_What needs to be done_. Copy every line from the records below that holds the word "owner".

(Dataset records)

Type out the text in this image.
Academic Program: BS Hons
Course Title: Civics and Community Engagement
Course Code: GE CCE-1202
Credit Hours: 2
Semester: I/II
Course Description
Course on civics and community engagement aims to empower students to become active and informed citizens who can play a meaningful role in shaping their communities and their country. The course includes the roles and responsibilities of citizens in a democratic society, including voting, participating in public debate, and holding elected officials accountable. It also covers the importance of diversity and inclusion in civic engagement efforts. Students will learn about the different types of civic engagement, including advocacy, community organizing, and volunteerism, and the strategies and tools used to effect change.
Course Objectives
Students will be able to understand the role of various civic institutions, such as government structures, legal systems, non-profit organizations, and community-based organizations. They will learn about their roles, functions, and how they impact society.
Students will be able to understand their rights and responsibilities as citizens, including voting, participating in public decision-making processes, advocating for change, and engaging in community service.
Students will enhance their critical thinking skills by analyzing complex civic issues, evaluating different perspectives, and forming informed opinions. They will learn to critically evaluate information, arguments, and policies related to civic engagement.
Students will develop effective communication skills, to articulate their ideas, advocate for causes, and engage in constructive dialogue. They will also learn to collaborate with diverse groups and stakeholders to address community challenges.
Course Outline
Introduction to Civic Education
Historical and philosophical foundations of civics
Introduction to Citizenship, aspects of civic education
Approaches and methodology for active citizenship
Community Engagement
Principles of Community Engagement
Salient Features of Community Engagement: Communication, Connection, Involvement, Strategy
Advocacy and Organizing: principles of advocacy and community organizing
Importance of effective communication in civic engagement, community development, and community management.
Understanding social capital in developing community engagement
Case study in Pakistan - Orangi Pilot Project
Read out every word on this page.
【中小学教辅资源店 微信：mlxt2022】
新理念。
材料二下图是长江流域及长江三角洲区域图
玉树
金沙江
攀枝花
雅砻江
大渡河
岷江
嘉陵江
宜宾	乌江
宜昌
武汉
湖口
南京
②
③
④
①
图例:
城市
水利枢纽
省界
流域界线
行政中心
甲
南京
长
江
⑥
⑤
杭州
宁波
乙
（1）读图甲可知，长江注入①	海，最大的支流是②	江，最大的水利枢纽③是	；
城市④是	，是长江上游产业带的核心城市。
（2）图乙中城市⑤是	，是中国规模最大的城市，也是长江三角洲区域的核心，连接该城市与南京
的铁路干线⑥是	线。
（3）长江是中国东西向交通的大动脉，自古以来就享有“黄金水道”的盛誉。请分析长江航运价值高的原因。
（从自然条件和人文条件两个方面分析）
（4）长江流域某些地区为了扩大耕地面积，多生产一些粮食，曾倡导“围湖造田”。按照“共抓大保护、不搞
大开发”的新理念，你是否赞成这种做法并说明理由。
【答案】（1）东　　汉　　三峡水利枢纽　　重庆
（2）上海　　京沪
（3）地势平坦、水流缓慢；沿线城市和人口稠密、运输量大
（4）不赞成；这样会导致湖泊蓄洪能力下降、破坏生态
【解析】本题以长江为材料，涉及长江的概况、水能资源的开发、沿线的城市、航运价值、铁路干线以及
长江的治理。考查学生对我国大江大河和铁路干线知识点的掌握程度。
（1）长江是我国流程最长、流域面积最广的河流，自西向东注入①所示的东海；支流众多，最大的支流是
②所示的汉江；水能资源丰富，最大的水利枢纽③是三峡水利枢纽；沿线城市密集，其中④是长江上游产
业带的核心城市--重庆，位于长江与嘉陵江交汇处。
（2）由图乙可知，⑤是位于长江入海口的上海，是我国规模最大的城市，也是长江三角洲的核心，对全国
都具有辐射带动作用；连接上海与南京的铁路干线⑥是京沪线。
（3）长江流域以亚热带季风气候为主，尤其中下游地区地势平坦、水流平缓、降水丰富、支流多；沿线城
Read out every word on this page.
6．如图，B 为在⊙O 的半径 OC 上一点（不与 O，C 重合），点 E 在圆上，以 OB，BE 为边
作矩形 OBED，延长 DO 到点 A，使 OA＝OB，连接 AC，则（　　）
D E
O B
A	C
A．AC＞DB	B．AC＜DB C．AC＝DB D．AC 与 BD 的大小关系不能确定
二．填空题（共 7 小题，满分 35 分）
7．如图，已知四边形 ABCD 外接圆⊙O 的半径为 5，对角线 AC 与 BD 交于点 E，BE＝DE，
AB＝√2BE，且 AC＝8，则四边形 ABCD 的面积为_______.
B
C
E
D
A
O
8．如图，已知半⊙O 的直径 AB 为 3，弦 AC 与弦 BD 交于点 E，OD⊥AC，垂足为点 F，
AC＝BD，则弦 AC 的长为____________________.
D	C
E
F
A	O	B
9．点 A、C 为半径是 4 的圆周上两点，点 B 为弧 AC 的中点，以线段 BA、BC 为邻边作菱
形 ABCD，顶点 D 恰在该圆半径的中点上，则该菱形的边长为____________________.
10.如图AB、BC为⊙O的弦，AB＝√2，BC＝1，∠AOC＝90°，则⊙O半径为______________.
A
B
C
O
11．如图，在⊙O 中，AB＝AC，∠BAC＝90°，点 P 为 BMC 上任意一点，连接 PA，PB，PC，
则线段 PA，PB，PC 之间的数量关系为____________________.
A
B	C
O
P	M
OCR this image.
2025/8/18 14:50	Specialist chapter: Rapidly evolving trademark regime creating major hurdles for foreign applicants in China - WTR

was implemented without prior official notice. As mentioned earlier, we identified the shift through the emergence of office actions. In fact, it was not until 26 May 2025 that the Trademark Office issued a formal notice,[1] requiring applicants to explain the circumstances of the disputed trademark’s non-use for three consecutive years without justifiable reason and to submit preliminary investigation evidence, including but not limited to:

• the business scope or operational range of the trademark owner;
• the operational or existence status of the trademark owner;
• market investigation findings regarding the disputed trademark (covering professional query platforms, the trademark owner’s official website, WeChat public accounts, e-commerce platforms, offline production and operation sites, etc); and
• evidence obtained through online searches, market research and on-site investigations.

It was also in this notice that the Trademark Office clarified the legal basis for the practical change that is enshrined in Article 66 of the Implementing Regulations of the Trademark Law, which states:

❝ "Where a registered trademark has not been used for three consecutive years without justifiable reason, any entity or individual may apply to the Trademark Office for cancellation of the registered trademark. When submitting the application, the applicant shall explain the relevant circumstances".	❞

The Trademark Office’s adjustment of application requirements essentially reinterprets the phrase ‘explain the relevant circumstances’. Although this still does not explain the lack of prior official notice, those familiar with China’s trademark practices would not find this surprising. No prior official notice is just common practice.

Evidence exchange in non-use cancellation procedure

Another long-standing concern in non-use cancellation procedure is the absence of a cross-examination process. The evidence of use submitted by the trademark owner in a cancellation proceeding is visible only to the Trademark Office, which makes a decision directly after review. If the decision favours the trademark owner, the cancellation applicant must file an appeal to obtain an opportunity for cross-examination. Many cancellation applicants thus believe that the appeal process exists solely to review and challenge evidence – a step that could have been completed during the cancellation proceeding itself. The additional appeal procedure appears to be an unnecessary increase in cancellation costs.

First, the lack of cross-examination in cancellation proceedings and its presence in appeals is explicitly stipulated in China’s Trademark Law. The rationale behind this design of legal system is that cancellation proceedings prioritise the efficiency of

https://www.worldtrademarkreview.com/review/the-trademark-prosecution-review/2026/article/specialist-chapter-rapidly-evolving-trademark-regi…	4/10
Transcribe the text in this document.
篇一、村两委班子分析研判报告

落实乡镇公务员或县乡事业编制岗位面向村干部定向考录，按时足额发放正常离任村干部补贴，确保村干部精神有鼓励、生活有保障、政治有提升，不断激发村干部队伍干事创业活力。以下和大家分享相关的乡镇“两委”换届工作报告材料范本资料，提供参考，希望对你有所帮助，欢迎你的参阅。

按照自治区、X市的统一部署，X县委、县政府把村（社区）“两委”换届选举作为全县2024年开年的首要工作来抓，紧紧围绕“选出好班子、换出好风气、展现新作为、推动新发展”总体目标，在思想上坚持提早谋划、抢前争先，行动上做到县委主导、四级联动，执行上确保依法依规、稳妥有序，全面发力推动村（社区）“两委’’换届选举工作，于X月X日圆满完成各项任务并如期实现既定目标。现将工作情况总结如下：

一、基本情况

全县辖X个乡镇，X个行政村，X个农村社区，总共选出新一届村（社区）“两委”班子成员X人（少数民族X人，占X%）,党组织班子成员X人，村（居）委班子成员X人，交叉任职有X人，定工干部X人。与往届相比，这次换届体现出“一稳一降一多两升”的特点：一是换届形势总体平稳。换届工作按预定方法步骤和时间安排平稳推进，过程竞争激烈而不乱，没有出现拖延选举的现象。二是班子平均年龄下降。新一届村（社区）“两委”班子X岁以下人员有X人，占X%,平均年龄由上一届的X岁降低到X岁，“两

_Solution to the problem_.
• the business scope or operational range of the trademark owner;
• the operational or existence status of the trademark owner;
• market investigation findings regarding the disputed trademark (covering professional query platforms, the trademark owner’s official website, WeChat public accounts, e-commerce platforms, offline production and operation sites, etc); and
Another long-standing concern in non-use cancellation procedure is the absence of a cross-examination process. The evidence of use submitted by the trademark owner in a cancellation proceeding is visible only to the Trademark Office, which makes a decision directly after review. If the decision favours the trademark owner, the cancellation applicant must file an appeal to obtain an opportunity for cross-examination. Many cancellation applicants thus believe that the appeal process exists solely to review and challenge evidence – a step that could have been completed during the cancellation proceeding itself. The additional appeal procedure appears to be an unnecessary increase in cancellation costs.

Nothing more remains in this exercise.